▶ [Written request] Exactly how many lines have the word "name"? Answer with the bare number.

▶ [Data listing]
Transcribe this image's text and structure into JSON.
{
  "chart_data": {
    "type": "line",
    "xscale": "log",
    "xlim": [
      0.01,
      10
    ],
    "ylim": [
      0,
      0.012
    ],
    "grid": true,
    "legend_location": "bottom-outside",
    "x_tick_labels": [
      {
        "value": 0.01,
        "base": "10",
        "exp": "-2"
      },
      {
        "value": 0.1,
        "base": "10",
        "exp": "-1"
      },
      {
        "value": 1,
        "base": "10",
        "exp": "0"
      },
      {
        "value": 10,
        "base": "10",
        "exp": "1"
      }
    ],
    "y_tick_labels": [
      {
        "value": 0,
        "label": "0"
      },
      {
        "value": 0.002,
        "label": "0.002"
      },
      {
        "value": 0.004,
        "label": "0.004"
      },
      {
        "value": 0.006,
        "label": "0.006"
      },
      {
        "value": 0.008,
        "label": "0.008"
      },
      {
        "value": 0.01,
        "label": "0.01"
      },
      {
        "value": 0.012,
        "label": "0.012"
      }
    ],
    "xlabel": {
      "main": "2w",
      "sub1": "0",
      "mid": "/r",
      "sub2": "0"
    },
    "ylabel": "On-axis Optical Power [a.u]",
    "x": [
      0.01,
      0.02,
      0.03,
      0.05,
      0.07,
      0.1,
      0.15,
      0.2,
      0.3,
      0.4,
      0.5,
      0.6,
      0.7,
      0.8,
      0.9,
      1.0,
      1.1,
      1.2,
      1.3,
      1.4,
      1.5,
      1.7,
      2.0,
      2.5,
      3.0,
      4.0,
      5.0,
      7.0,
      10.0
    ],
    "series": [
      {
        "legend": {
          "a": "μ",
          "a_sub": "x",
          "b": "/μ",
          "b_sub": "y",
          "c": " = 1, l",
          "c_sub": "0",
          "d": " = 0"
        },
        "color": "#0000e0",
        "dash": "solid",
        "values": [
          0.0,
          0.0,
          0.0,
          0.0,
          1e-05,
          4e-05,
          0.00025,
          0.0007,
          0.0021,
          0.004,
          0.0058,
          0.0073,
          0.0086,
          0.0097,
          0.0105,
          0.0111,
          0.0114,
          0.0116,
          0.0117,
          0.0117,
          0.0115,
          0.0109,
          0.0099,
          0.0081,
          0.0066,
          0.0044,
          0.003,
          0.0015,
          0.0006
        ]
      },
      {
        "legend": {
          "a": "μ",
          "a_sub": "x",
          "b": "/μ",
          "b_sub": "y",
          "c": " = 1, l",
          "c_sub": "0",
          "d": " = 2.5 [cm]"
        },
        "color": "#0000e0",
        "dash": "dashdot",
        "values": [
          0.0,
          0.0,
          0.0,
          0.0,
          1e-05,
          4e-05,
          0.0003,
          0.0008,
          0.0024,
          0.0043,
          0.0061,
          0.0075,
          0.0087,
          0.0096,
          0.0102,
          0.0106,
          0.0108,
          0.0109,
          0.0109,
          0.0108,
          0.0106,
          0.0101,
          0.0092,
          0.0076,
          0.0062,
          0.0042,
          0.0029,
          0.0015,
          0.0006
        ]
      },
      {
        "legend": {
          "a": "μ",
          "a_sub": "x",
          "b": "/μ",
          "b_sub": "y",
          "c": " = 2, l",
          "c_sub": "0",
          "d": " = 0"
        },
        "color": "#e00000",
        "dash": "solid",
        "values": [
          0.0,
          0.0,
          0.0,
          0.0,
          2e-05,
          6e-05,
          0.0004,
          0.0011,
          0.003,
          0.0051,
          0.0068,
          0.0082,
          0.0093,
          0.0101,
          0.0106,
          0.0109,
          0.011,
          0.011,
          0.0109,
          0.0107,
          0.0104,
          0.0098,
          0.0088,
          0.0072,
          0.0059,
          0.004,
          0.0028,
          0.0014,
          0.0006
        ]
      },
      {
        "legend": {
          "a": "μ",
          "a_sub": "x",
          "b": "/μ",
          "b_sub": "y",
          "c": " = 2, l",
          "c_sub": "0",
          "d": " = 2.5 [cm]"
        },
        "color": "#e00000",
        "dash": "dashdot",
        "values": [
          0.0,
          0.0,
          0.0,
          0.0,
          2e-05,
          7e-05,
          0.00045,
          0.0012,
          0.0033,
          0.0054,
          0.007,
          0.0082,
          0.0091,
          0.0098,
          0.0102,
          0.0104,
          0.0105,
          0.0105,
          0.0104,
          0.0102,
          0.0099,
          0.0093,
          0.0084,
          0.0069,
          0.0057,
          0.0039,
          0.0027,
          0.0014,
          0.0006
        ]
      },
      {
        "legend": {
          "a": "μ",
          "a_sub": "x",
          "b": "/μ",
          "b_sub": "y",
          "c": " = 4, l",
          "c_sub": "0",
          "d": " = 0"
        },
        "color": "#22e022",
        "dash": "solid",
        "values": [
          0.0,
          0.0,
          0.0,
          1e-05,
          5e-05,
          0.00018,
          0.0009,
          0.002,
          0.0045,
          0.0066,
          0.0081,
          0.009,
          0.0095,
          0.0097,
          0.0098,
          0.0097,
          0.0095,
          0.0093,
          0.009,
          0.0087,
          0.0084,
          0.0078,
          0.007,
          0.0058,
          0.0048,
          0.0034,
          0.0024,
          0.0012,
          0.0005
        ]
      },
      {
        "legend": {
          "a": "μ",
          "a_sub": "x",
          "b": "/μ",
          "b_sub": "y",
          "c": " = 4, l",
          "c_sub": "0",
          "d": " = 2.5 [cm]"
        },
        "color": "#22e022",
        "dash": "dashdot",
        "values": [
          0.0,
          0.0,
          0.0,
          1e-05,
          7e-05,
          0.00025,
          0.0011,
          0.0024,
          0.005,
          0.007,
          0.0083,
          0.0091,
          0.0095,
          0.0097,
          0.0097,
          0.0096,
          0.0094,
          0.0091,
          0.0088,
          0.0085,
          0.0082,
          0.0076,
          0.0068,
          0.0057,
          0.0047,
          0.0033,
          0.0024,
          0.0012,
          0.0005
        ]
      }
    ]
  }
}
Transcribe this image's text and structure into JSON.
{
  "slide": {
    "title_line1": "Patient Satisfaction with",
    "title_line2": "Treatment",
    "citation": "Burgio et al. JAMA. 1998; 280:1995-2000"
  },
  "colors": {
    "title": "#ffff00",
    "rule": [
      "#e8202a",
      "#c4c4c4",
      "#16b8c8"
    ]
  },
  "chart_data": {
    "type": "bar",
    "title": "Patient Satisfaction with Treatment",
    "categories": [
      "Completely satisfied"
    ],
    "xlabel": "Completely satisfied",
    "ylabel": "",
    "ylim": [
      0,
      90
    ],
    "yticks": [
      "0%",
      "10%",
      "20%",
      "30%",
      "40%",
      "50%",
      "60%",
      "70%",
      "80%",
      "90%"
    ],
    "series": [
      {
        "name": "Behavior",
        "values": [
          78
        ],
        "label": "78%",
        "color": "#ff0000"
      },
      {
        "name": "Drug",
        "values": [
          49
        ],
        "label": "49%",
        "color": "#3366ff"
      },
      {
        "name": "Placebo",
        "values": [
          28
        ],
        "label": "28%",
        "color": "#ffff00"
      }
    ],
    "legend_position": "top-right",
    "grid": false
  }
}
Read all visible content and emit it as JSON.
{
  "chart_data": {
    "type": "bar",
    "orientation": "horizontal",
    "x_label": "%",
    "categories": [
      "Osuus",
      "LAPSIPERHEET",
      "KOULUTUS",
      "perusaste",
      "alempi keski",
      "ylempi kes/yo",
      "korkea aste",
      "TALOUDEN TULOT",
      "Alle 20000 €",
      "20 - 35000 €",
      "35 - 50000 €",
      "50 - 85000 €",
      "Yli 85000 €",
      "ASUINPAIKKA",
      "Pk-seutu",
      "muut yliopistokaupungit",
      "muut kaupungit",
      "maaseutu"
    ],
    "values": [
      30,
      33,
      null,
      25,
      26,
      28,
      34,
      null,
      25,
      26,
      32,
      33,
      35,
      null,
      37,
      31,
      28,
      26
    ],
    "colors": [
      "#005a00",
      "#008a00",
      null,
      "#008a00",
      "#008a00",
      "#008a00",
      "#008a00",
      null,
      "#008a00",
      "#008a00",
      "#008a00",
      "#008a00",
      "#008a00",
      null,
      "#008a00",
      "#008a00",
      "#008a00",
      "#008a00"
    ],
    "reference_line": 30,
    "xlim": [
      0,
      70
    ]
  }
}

▶ [Task result] 3